■ Written request
Write out each line exactly as given. Leave the pictures out of your copy.

** Start Provided data **

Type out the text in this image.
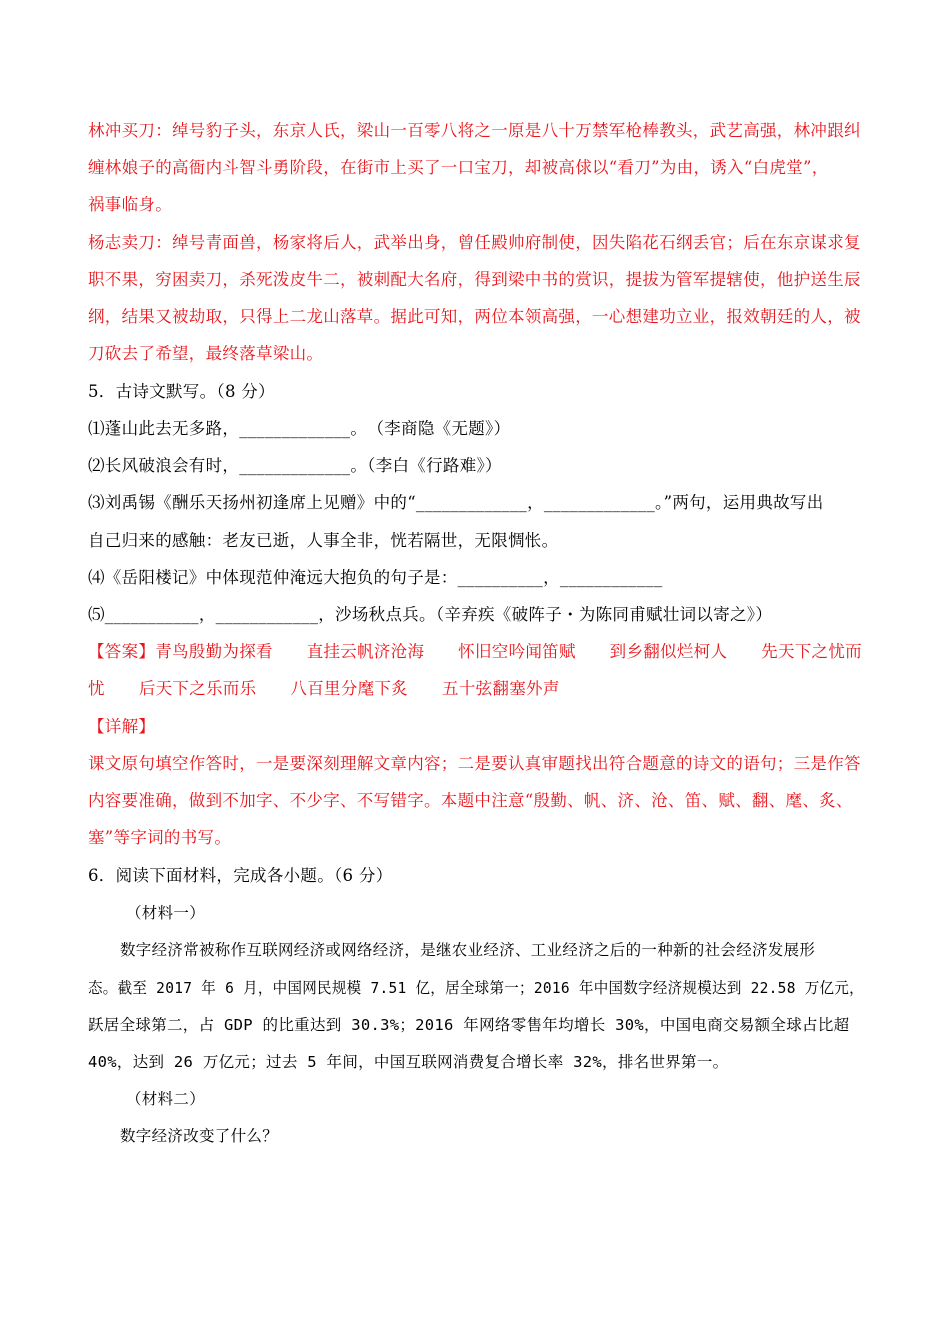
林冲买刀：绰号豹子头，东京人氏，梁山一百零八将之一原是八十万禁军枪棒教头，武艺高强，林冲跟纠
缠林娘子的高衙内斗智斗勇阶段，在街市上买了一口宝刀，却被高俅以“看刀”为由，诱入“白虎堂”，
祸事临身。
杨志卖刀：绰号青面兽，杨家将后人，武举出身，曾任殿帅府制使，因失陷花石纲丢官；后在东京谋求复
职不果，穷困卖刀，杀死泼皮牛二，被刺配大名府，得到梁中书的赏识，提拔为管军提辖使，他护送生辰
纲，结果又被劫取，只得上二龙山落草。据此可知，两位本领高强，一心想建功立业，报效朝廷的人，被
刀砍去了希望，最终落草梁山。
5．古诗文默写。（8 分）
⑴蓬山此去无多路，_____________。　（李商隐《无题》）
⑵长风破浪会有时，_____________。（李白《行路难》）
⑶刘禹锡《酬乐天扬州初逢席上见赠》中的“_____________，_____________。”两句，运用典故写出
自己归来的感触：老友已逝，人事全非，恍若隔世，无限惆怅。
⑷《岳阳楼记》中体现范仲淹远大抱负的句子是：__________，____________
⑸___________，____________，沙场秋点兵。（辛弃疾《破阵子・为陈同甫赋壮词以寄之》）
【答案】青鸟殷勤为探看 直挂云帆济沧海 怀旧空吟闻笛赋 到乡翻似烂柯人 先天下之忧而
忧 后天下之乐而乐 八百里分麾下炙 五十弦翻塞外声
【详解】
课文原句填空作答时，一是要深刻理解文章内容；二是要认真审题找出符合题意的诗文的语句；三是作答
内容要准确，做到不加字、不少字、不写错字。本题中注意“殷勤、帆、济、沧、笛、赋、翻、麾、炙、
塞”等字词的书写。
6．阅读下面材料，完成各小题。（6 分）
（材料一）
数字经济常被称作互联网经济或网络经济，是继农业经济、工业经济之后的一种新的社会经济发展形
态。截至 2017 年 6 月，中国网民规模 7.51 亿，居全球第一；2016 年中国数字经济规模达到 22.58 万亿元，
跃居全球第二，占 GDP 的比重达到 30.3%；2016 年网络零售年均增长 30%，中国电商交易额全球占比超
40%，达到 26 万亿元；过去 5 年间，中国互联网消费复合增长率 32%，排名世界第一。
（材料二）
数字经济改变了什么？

** End Provided data **

■ Result of this task
Type out the text in this image.
林冲买刀：绰号豹子头，东京人氏，梁山一百零八将之一原是八十万禁军枪棒教头，武艺高强，林冲跟纠
缠林娘子的高衙内斗智斗勇阶段，在街市上买了一口宝刀，却被高俅以“看刀”为由，诱入“白虎堂”，
祸事临身。
杨志卖刀：绰号青面兽，杨家将后人，武举出身，曾任殿帅府制使，因失陷花石纲丢官；后在东京谋求复
职不果，穷困卖刀，杀死泼皮牛二，被刺配大名府，得到梁中书的赏识，提拔为管军提辖使，他护送生辰
纲，结果又被劫取，只得上二龙山落草。据此可知，两位本领高强，一心想建功立业，报效朝廷的人，被
刀砍去了希望，最终落草梁山。
5．古诗文默写。（8 分）
⑴蓬山此去无多路，_____________。　（李商隐《无题》）
⑵长风破浪会有时，_____________。（李白《行路难》）
⑶刘禹锡《酬乐天扬州初逢席上见赠》中的“_____________，_____________。”两句，运用典故写出
自己归来的感触：老友已逝，人事全非，恍若隔世，无限惆怅。
⑷《岳阳楼记》中体现范仲淹远大抱负的句子是：__________，____________
⑸___________，____________，沙场秋点兵。（辛弃疾《破阵子・为陈同甫赋壮词以寄之》）
【答案】青鸟殷勤为探看 直挂云帆济沧海 怀旧空吟闻笛赋 到乡翻似烂柯人 先天下之忧而
忧 后天下之乐而乐 八百里分麾下炙 五十弦翻塞外声
【详解】
课文原句填空作答时，一是要深刻理解文章内容；二是要认真审题找出符合题意的诗文的语句；三是作答
内容要准确，做到不加字、不少字、不写错字。本题中注意“殷勤、帆、济、沧、笛、赋、翻、麾、炙、
塞”等字词的书写。
6．阅读下面材料，完成各小题。（6 分）
（材料一）
数字经济常被称作互联网经济或网络经济，是继农业经济、工业经济之后的一种新的社会经济发展形
态。截至 2017 年 6 月，中国网民规模 7.51 亿，居全球第一；2016 年中国数字经济规模达到 22.58 万亿元，
跃居全球第二，占 GDP 的比重达到 30.3%；2016 年网络零售年均增长 30%，中国电商交易额全球占比超
40%，达到 26 万亿元；过去 5 年间，中国互联网消费复合增长率 32%，排名世界第一。
（材料二）
数字经济改变了什么？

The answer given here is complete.